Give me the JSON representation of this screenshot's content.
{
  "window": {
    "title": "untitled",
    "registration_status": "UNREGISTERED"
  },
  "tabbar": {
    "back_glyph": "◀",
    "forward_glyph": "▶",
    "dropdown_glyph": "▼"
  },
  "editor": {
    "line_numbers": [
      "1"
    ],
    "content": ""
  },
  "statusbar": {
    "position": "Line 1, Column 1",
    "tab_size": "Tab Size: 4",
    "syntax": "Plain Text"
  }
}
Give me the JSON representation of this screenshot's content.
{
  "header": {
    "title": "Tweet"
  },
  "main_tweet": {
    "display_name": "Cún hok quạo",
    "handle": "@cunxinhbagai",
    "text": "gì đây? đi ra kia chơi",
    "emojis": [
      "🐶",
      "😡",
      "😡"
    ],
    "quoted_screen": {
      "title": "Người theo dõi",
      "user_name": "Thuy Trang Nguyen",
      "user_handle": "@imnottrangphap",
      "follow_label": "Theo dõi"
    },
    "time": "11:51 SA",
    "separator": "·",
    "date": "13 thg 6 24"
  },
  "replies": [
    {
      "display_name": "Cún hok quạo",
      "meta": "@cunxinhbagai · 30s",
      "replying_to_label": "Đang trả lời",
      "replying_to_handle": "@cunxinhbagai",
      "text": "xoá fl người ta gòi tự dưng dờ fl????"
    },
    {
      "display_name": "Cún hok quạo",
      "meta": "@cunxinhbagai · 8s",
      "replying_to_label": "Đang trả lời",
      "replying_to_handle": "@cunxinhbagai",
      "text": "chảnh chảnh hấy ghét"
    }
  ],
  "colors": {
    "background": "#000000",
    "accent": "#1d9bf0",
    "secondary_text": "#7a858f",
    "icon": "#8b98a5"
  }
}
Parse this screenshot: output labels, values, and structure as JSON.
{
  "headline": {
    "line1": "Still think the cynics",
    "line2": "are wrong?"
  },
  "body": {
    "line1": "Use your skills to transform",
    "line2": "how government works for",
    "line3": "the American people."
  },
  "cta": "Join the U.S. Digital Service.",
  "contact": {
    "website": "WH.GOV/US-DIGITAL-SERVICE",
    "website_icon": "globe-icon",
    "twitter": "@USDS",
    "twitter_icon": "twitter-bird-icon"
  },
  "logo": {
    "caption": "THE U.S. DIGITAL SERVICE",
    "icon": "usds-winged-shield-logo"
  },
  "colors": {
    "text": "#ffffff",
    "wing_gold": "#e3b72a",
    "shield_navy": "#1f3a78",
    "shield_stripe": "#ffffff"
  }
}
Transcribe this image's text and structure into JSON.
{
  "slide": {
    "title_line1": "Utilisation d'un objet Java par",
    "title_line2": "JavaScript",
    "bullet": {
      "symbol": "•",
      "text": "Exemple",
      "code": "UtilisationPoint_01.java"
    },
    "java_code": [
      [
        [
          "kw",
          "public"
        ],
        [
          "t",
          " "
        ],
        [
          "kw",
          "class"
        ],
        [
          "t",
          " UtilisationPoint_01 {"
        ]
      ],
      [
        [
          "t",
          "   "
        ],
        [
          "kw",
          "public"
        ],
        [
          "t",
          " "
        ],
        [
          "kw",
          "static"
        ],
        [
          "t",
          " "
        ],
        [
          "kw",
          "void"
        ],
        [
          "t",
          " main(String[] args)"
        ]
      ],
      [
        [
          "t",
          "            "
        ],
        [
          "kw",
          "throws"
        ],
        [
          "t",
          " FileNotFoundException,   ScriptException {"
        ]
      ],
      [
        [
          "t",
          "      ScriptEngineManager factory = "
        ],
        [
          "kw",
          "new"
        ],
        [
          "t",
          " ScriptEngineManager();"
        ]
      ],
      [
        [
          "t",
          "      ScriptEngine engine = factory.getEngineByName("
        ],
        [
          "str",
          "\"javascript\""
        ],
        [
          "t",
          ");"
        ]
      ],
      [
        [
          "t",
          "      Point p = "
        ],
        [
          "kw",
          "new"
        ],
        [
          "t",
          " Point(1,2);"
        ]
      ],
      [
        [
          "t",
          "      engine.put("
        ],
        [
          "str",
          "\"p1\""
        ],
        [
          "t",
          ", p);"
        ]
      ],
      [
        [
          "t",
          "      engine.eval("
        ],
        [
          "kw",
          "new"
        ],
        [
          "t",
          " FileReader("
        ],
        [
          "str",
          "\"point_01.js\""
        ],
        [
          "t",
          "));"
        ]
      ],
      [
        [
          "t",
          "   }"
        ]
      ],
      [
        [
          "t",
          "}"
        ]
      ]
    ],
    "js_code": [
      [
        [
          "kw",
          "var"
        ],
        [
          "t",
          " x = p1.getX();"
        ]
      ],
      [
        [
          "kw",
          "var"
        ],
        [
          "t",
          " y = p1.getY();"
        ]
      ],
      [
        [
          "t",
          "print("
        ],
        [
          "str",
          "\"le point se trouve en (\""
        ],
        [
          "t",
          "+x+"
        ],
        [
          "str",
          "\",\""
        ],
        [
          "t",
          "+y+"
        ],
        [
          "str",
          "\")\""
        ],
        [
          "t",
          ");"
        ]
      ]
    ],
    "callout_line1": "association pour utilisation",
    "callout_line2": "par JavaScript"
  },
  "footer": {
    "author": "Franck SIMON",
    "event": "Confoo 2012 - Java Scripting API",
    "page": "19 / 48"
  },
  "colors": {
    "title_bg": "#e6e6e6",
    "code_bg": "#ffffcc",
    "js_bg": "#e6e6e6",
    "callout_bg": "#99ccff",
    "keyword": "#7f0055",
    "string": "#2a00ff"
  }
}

::::

- GOAL OF THE EXERCISE: In the entries above, locate every line with the word "twitter" and copy it.

- RESULT OF THE EXERCISE:
    "twitter": "@USDS",
    "twitter_icon": "twitter-bird-icon"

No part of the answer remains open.